_Task goal_
Search the listing below for the string "объектов" and copy every line where it occurs.

• • •

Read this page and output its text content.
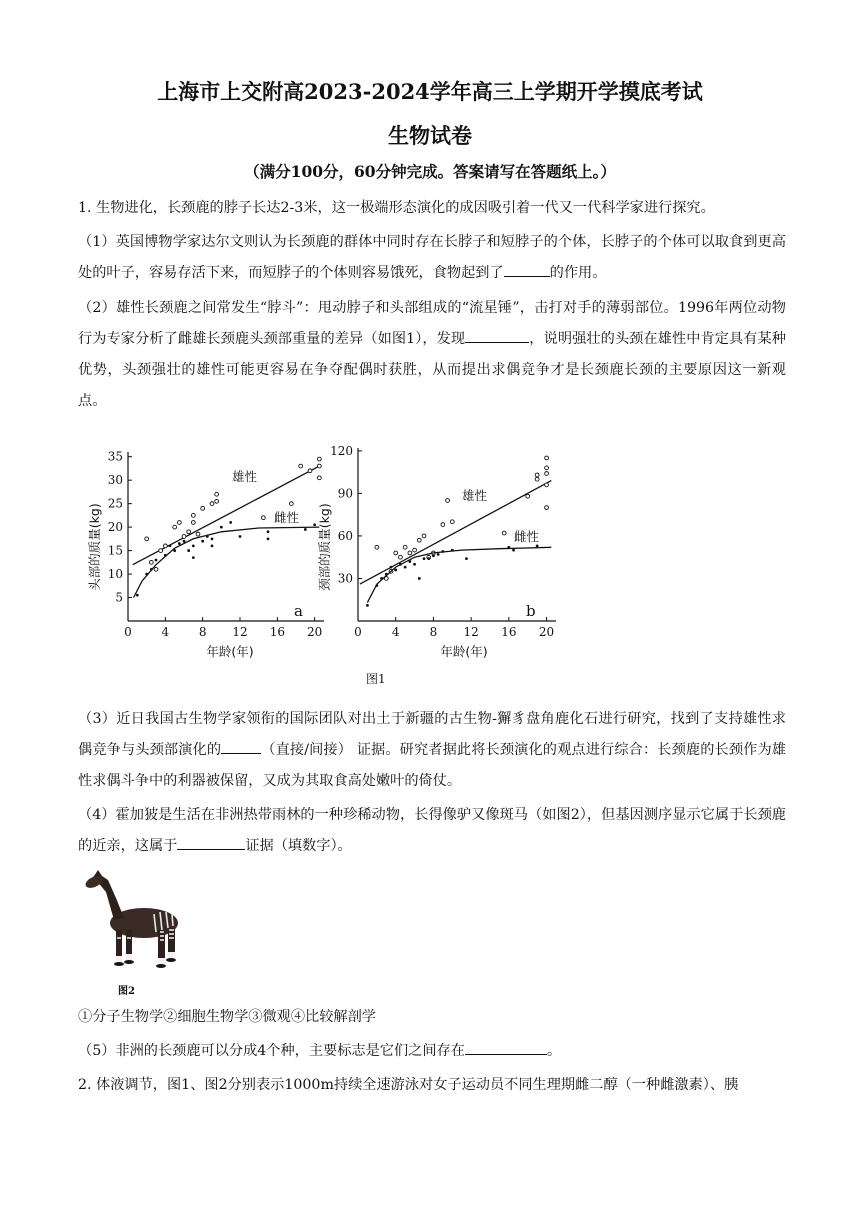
上海市上交附高2023-2024学年高三上学期开学摸底考试
生物试卷
（满分100分，60分钟完成。答案请写在答题纸上。）
1. 生物进化，长颈鹿的脖子长达2-3米，这一极端形态演化的成因吸引着一代又一代科学家进行探究。
（1）英国博物学家达尔文则认为长颈鹿的群体中同时存在长脖子和短脖子的个体，长脖子的个体可以取食到更高处的叶子，容易存活下来，而短脖子的个体则容易饿死，食物起到了	的作用。
（2）雄性长颈鹿之间常发生“脖斗”：甩动脖子和头部组成的“流星锤”，击打对手的薄弱部位。1996年两位动物行为专家分析了雌雄长颈鹿头颈部重量的差异（如图1），发现	，说明强壮的头颈在雄性中肯定具有某种优势，头颈强壮的雄性可能更容易在争夺配偶时获胜，从而提出求偶竞争才是长颈鹿长颈的主要原因这一新观点。
头部的质量(kg)
年龄(年)
a
0 4 8 12 16 20
5
10
15
20
25
30
35
雄性
雌性 颈部的质量(kg)
年龄(年)
b
0	4	8 12 16 20
30
60
90
120
雄性
雌性
图1
（3）近日我国古生物学家领衔的国际团队对出土于新疆的古生物-獬豸盘角鹿化石进行研究，找到了支持雄性求偶竞争与头颈部演化的	（直接/间接） 证据。研究者据此将长颈演化的观点进行综合：长颈鹿的长颈作为雄性求偶斗争中的利器被保留，又成为其取食高处嫩叶的倚仗。
（4）霍加狓是生活在非洲热带雨林的一种珍稀动物，长得像驴又像斑马（如图2），但基因测序显示它属于长颈鹿的近亲，这属于	证据（填数字）。
图2
①分子生物学②细胞生物学③微观④比较解剖学
（5）非洲的长颈鹿可以分成4个种，主要标志是它们之间存在	。
2. 体液调节，图1、图2分别表示1000m持续全速游泳对女子运动员不同生理期雌二醇（一种雌激素）、胰
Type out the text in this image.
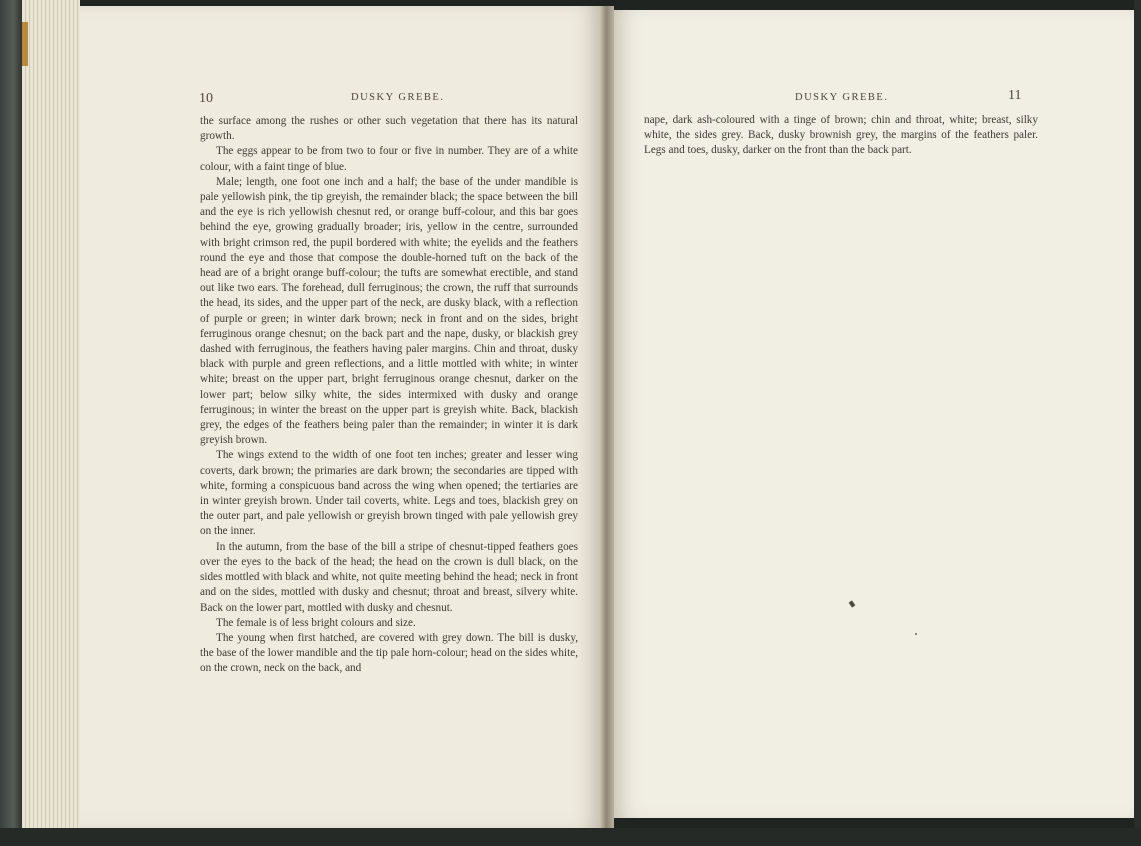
10	DUSKY GREBE.

the surface among the rushes or other such vegetation that there has its natural growth.

The eggs appear to be from two to four or five in number. They are of a white colour, with a faint tinge of blue.

Male; length, one foot one inch and a half; the base of the under mandible is pale yellowish pink, the tip greyish, the remainder black; the space between the bill and the eye is rich yellowish chesnut red, or orange buff-colour, and this bar goes behind the eye, growing gradually broader; iris, yellow in the centre, surrounded with bright crimson red, the pupil bordered with white; the eyelids and the feathers round the eye and those that compose the double-horned tuft on the back of the head are of a bright orange buff-colour; the tufts are somewhat erectible, and stand out like two ears. The forehead, dull ferruginous; the crown, the ruff that surrounds the head, its sides, and the upper part of the neck, are dusky black, with a reflection of purple or green; in winter dark brown; neck in front and on the sides, bright ferruginous orange chesnut; on the back part and the nape, dusky, or blackish grey dashed with ferruginous, the feathers having paler margins. Chin and throat, dusky black with purple and green reflections, and a little mottled with white; in winter white; breast on the upper part, bright ferruginous orange chesnut, darker on the lower part; below silky white, the sides intermixed with dusky and orange ferruginous; in winter the breast on the upper part is greyish white. Back, blackish grey, the edges of the feathers being paler than the remainder; in winter it is dark greyish brown.

The wings extend to the width of one foot ten inches; greater and lesser wing coverts, dark brown; the primaries are dark brown; the secondaries are tipped with white, forming a conspicuous band across the wing when opened; the tertiaries are in winter greyish brown. Under tail coverts, white. Legs and toes, blackish grey on the outer part, and pale yellowish or greyish brown tinged with pale yellowish grey on the inner.

In the autumn, from the base of the bill a stripe of chesnut-tipped feathers goes over the eyes to the back of the head; the head on the crown is dull black, on the sides mottled with black and white, not quite meeting behind the head; neck in front and on the sides, mottled with dusky and chesnut; throat and breast, silvery white. Back on the lower part, mottled with dusky and chesnut.

The female is of less bright colours and size.

The young when first hatched, are covered with grey down. The bill is dusky, the base of the lower mandible and the tip pale horn-colour; head on the sides white, on the crown, neck on the back, and

DUSKY GREBE.	11

nape, dark ash-coloured with a tinge of brown; chin and throat, white; breast, silky white, the sides grey. Back, dusky brownish grey, the margins of the feathers paler. Legs and toes, dusky, darker on the front than the back part.
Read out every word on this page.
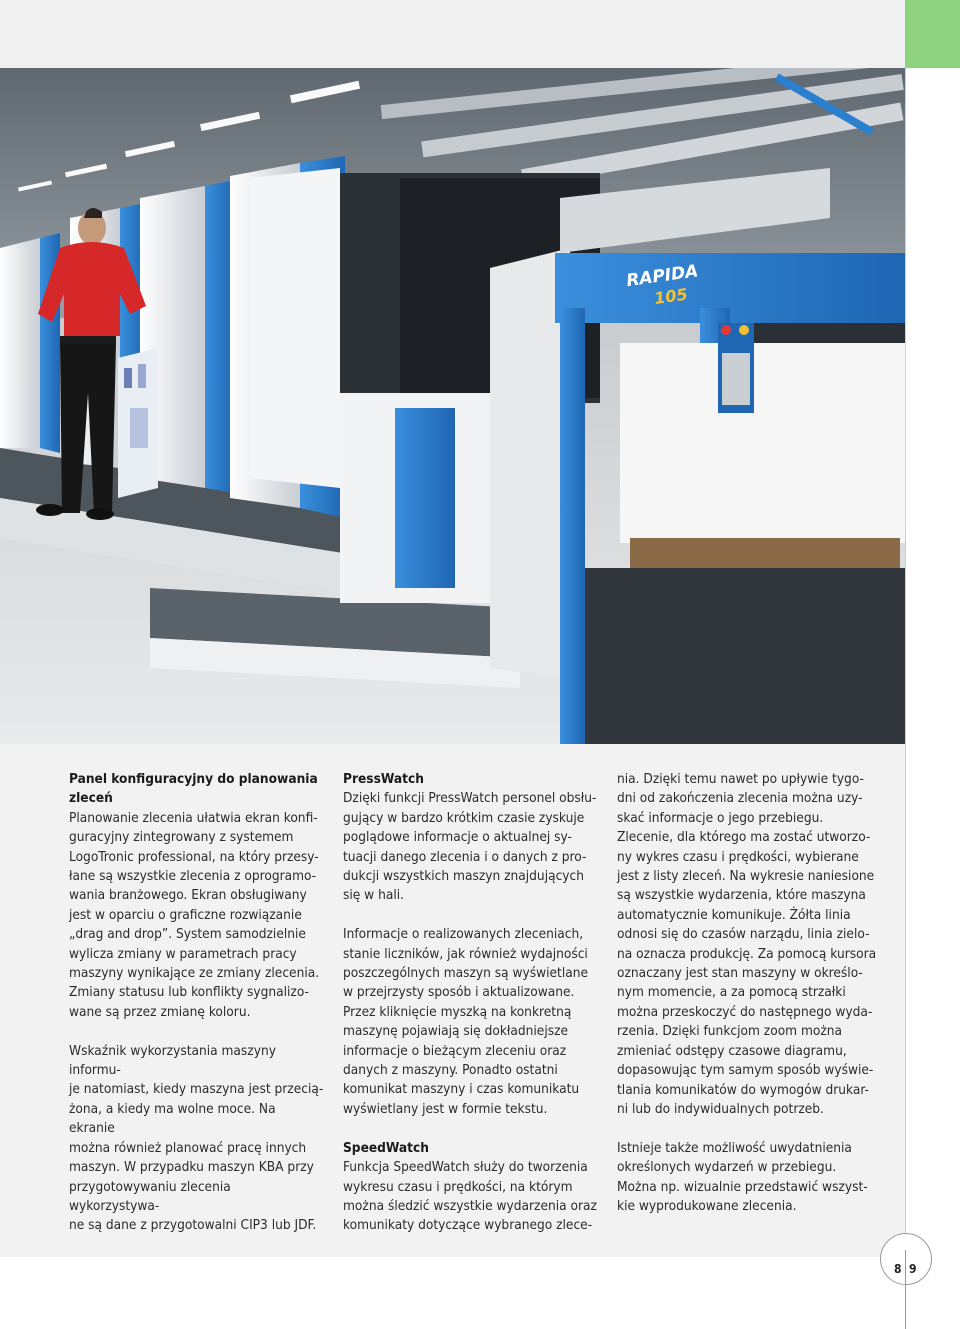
RAPIDA
105
Panel konfiguracyjny do planowania
zleceń

Planowanie zlecenia ułatwia ekran konfi-
guracyjny zintegrowany z systemem
LogoTronic professional, na który przesy-
łane są wszystkie zlecenia z oprogramo-
wania branżowego. Ekran obsługiwany
jest w oparciu o graficzne rozwiązanie
„drag and drop”. System samodzielnie
wylicza zmiany w parametrach pracy
maszyny wynikające ze zmiany zlecenia.
Zmiany statusu lub konflikty sygnalizo-
wane są przez zmianę koloru.

Wskaźnik wykorzystania maszyny informu-
je natomiast, kiedy maszyna jest przecią-
żona, a kiedy ma wolne moce. Na ekranie
można również planować pracę innych
maszyn. W przypadku maszyn KBA przy
przygotowywaniu zlecenia wykorzystywa-
ne są dane z przygotowalni CIP3 lub JDF.

PressWatch

Dzięki funkcji PressWatch personel obsłu-
gujący w bardzo krótkim czasie zyskuje
poglądowe informacje o aktualnej sy-
tuacji danego zlecenia i o danych z pro-
dukcji wszystkich maszyn znajdujących
się w hali.

Informacje o realizowanych zleceniach,
stanie liczników, jak również wydajności
poszczególnych maszyn są wyświetlane
w przejrzysty sposób i aktualizowane.
Przez kliknięcie myszką na konkretną
maszynę pojawiają się dokładniejsze
informacje o bieżącym zleceniu oraz
danych z maszyny. Ponadto ostatni
komunikat maszyny i czas komunikatu
wyświetlany jest w formie tekstu.

SpeedWatch

Funkcja SpeedWatch służy do tworzenia
wykresu czasu i prędkości, na którym
można śledzić wszystkie wydarzenia oraz
komunikaty dotyczące wybranego zlece-

nia. Dzięki temu nawet po upływie tygo-
dni od zakończenia zlecenia można uzy-
skać informacje o jego przebiegu.
Zlecenie, dla którego ma zostać utworzo-
ny wykres czasu i prędkości, wybierane
jest z listy zleceń. Na wykresie naniesione
są wszystkie wydarzenia, które maszyna
automatycznie komunikuje. Żółta linia
odnosi się do czasów narządu, linia zielo-
na oznacza produkcję. Za pomocą kursora
oznaczany jest stan maszyny w określo-
nym momencie, a za pomocą strzałki
można przeskoczyć do następnego wyda-
rzenia. Dzięki funkcjom zoom można
zmieniać odstępy czasowe diagramu,
dopasowując tym samym sposób wyświe-
tlania komunikatów do wymogów drukar-
ni lub do indywidualnych potrzeb.

Istnieje także możliwość uwydatnienia
określonych wydarzeń w przebiegu.
Można np. wizualnie przedstawić wszyst-
kie wyprodukowane zlecenia.

8 9
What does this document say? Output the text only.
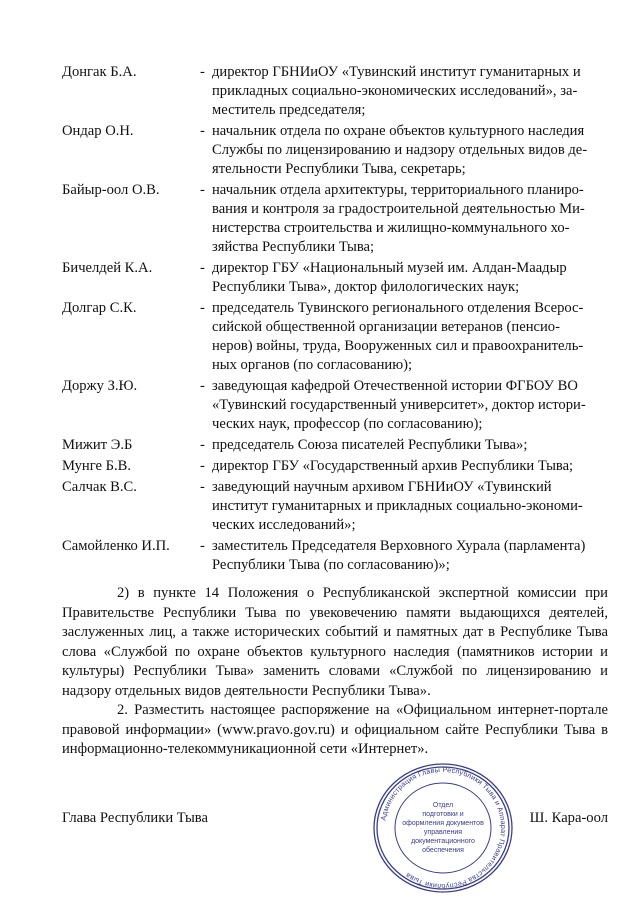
Донгак Б.А.	- директор ГБНИиОУ «Тувинский институт гуманитарных и
прикладных социально-экономических исследований», за-
меститель председателя;
Ондар О.Н.	- начальник отдела по охране объектов культурного наследия
Службы по лицензированию и надзору отдельных видов де-
ятельности Республики Тыва, секретарь;
Байыр-оол О.В.	- начальник отдела архитектуры, территориального планиро-
вания и контроля за градостроительной деятельностью Ми-
нистерства строительства и жилищно-коммунального хо-
зяйства Республики Тыва;
Бичелдей К.А.	- директор ГБУ «Национальный музей им. Алдан-Маадыр
Республики Тыва», доктор филологических наук;
Долгар С.К.	- председатель Тувинского регионального отделения Всерос-
сийской общественной организации ветеранов (пенсио-
неров) войны, труда, Вооруженных сил и правоохранитель-
ных органов (по согласованию);
Доржу З.Ю.	- заведующая кафедрой Отечественной истории ФГБОУ ВО
«Тувинский государственный университет», доктор истори-
ческих наук, профессор (по согласованию);
Мижит Э.Б	- председатель Союза писателей Республики Тыва»;
Мунге Б.В.	- директор ГБУ «Государственный архив Республики Тыва;
Салчак В.С.	- заведующий научным архивом ГБНИиОУ «Тувинский
институт гуманитарных и прикладных социально-экономи-
ческих исследований»;
Самойленко И.П.	- заместитель Председателя Верховного Хурала (парламента)
Республики Тыва (по согласованию)»;

2) в пункте 14 Положения о Республиканской экспертной комиссии при Правительстве Республики Тыва по увековечению памяти выдающихся деятелей, заслуженных лиц, а также исторических событий и памятных дат в Республике Тыва слова «Службой по охране объектов культурного наследия (памятников истории и культуры) Республики Тыва» заменить словами «Службой по лицензированию и надзору отдельных видов деятельности Республики Тыва».

2. Разместить настоящее распоряжение на «Официальном интернет-портале правовой информации» (www.pravo.gov.ru) и официальном сайте Республики Тыва в информационно-телекоммуникационной сети «Интернет».

Глава Республики Тыва	Ш. Кара-оол
Администрация Главы Республики Тыва и Аппарат Правительства Республики Тыва
Отдел
подготовки и
оформления документов
управления
документационного
обеспечения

• • •

_Answer to the exercise_
Ондар О.Н.	- начальник отдела по охране объектов культурного наследия
2) в пункте 14 Положения о Республиканской экспертной комиссии при Правительстве Республики Тыва по увековечению памяти выдающихся деятелей, заслуженных лиц, а также исторических событий и памятных дат в Республике Тыва слова «Службой по охране объектов культурного наследия (памятников истории и культуры) Республики Тыва» заменить словами «Службой по лицензированию и надзору отдельных видов деятельности Республики Тыва».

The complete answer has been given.